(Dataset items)
□ □ □ □ □ □ □
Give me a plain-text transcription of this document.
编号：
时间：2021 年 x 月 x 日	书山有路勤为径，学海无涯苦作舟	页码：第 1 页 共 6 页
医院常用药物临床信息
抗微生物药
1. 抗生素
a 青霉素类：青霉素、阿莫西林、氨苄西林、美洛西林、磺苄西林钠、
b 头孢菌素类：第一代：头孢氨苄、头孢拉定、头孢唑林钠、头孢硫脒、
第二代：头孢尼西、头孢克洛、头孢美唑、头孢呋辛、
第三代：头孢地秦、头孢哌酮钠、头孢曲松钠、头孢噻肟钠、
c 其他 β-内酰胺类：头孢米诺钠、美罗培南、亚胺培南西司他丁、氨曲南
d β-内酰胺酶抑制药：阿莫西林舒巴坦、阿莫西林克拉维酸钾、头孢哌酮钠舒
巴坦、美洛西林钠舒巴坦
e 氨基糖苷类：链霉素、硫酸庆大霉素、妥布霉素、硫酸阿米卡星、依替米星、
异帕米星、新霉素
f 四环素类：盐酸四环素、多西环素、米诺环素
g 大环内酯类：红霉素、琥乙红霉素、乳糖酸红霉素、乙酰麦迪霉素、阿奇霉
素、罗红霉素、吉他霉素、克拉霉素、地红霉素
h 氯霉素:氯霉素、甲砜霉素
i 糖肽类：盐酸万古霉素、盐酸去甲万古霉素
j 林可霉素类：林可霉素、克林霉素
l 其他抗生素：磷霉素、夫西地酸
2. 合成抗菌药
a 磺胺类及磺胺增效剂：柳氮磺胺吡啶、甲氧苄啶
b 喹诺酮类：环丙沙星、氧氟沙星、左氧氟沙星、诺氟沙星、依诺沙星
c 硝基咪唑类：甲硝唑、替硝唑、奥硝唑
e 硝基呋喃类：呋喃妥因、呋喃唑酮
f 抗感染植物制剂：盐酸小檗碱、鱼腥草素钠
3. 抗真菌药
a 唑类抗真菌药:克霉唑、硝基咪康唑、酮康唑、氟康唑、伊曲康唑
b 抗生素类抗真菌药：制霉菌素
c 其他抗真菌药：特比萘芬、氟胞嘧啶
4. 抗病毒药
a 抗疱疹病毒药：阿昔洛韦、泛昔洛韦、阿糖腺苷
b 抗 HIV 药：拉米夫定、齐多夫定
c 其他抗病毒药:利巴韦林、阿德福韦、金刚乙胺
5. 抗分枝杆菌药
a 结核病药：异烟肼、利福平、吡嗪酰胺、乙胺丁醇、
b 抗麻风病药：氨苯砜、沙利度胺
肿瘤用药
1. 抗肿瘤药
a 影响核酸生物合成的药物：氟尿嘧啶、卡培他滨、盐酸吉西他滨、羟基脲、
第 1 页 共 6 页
□ □ □ □ □ □ □
#### [What to work on]
All entries shown above should be printed again exactly.

#### [Reply to the exercise]
Give me a plain-text transcription of this document.
编号：
时间：2021 年 x 月 x 日	书山有路勤为径，学海无涯苦作舟	页码：第 1 页 共 6 页
医院常用药物临床信息
抗微生物药
1. 抗生素
a 青霉素类：青霉素、阿莫西林、氨苄西林、美洛西林、磺苄西林钠、
b 头孢菌素类：第一代：头孢氨苄、头孢拉定、头孢唑林钠、头孢硫脒、
第二代：头孢尼西、头孢克洛、头孢美唑、头孢呋辛、
第三代：头孢地秦、头孢哌酮钠、头孢曲松钠、头孢噻肟钠、
c 其他 β-内酰胺类：头孢米诺钠、美罗培南、亚胺培南西司他丁、氨曲南
d β-内酰胺酶抑制药：阿莫西林舒巴坦、阿莫西林克拉维酸钾、头孢哌酮钠舒
巴坦、美洛西林钠舒巴坦
e 氨基糖苷类：链霉素、硫酸庆大霉素、妥布霉素、硫酸阿米卡星、依替米星、
异帕米星、新霉素
f 四环素类：盐酸四环素、多西环素、米诺环素
g 大环内酯类：红霉素、琥乙红霉素、乳糖酸红霉素、乙酰麦迪霉素、阿奇霉
素、罗红霉素、吉他霉素、克拉霉素、地红霉素
h 氯霉素:氯霉素、甲砜霉素
i 糖肽类：盐酸万古霉素、盐酸去甲万古霉素
j 林可霉素类：林可霉素、克林霉素
l 其他抗生素：磷霉素、夫西地酸
2. 合成抗菌药
a 磺胺类及磺胺增效剂：柳氮磺胺吡啶、甲氧苄啶
b 喹诺酮类：环丙沙星、氧氟沙星、左氧氟沙星、诺氟沙星、依诺沙星
c 硝基咪唑类：甲硝唑、替硝唑、奥硝唑
e 硝基呋喃类：呋喃妥因、呋喃唑酮
f 抗感染植物制剂：盐酸小檗碱、鱼腥草素钠
3. 抗真菌药
a 唑类抗真菌药:克霉唑、硝基咪康唑、酮康唑、氟康唑、伊曲康唑
b 抗生素类抗真菌药：制霉菌素
c 其他抗真菌药：特比萘芬、氟胞嘧啶
4. 抗病毒药
a 抗疱疹病毒药：阿昔洛韦、泛昔洛韦、阿糖腺苷
b 抗 HIV 药：拉米夫定、齐多夫定
c 其他抗病毒药:利巴韦林、阿德福韦、金刚乙胺
5. 抗分枝杆菌药
a 结核病药：异烟肼、利福平、吡嗪酰胺、乙胺丁醇、
b 抗麻风病药：氨苯砜、沙利度胺
肿瘤用药
1. 抗肿瘤药
a 影响核酸生物合成的药物：氟尿嘧啶、卡培他滨、盐酸吉西他滨、羟基脲、
第 1 页 共 6 页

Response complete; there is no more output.